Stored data
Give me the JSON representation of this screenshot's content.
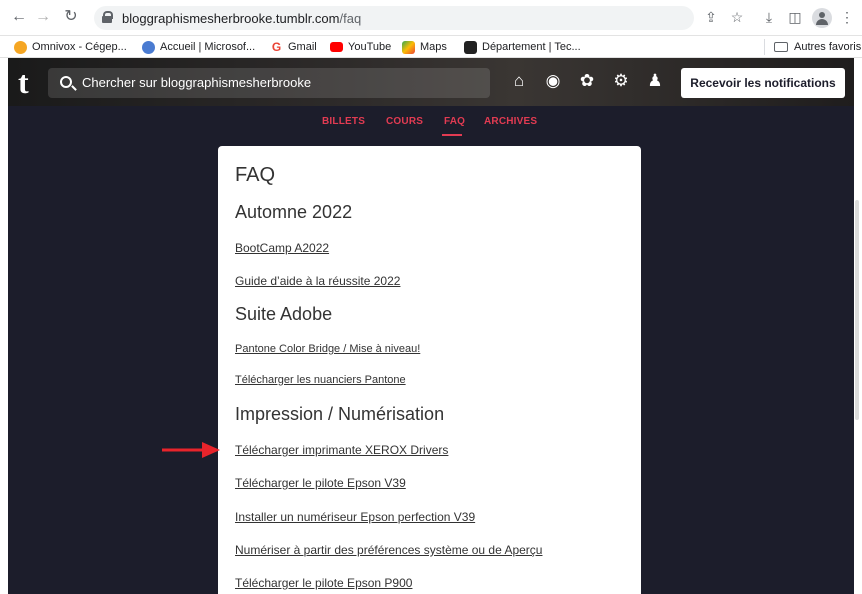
{
  "browser": {
    "url_host": "bloggraphismesherbrooke.tumblr.com",
    "url_path": "/faq",
    "bookmarks": [
      {
        "label": "Omnivox - Cégep...",
        "color": "#f5a623"
      },
      {
        "label": "Accueil | Microsof...",
        "color": "#4a7bd1"
      },
      {
        "label": "Gmail",
        "color": "#ea4335"
      },
      {
        "label": "YouTube",
        "color": "#ff0000"
      },
      {
        "label": "Maps",
        "color": "#34a853"
      },
      {
        "label": "Département | Tec...",
        "color": "#222222"
      }
    ],
    "other_bookmarks": "Autres favoris"
  },
  "tumblr": {
    "logo": "t",
    "search_placeholder": "Chercher sur bloggraphismesherbrooke",
    "notify_button": "Recevoir les notifications",
    "nav": [
      "BILLETS",
      "COURS",
      "FAQ",
      "ARCHIVES"
    ],
    "active_nav": "FAQ",
    "accent": "#e23b52"
  },
  "faq": {
    "title": "FAQ",
    "sections": [
      {
        "title": "Automne 2022",
        "links": [
          "BootCamp A2022",
          "Guide d’aide à la réussite 2022"
        ]
      },
      {
        "title": "Suite Adobe",
        "links": [
          "Pantone Color Bridge / Mise à niveau!",
          "Télécharger les nuanciers Pantone"
        ]
      },
      {
        "title": "Impression / Numérisation",
        "links": [
          "Télécharger imprimante XEROX Drivers",
          "Télécharger le pilote Epson V39",
          "Installer un numériseur Epson perfection V39",
          "Numériser à partir des préférences système ou de Aperçu",
          "Télécharger le pilote Epson P900"
        ]
      }
    ]
  }
}
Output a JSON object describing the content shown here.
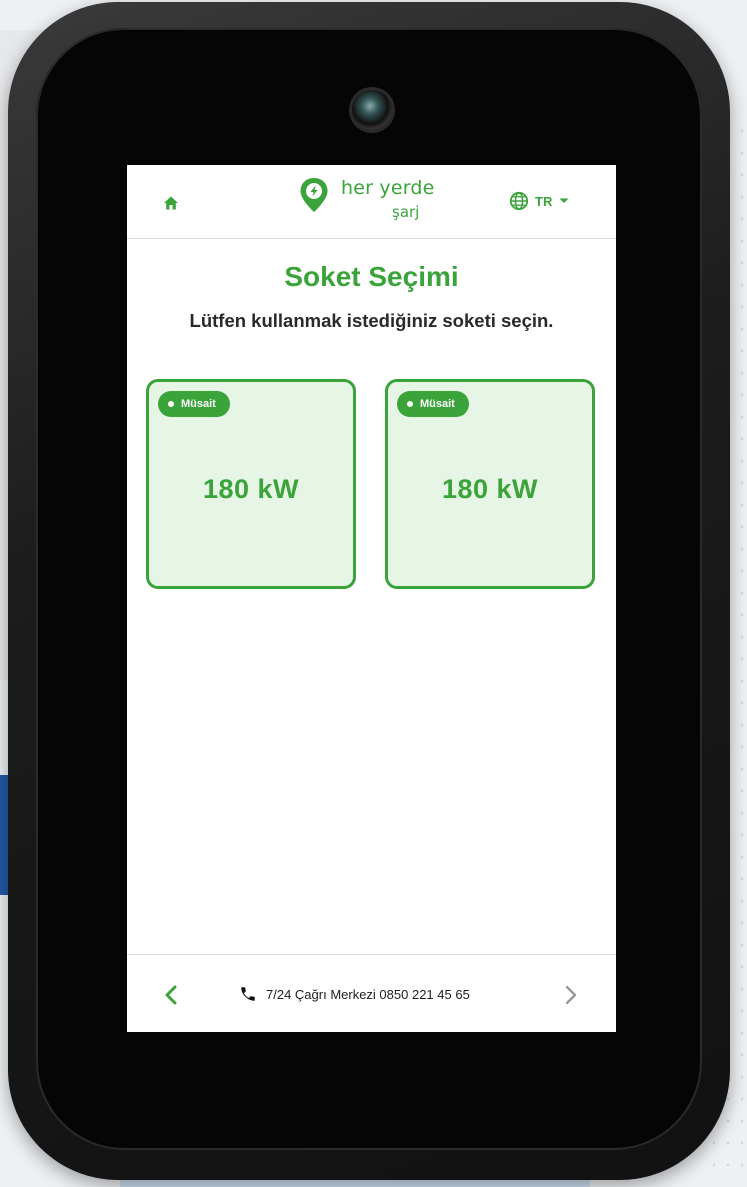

→ **Your goal**
In the records above, find each line with the word "bloggraphismesherbrooke" and copy it.

→ **Solution for this exercise**
    "url_host": "bloggraphismesherbrooke.tumblr.com",
    "search_placeholder": "Chercher sur bloggraphismesherbrooke",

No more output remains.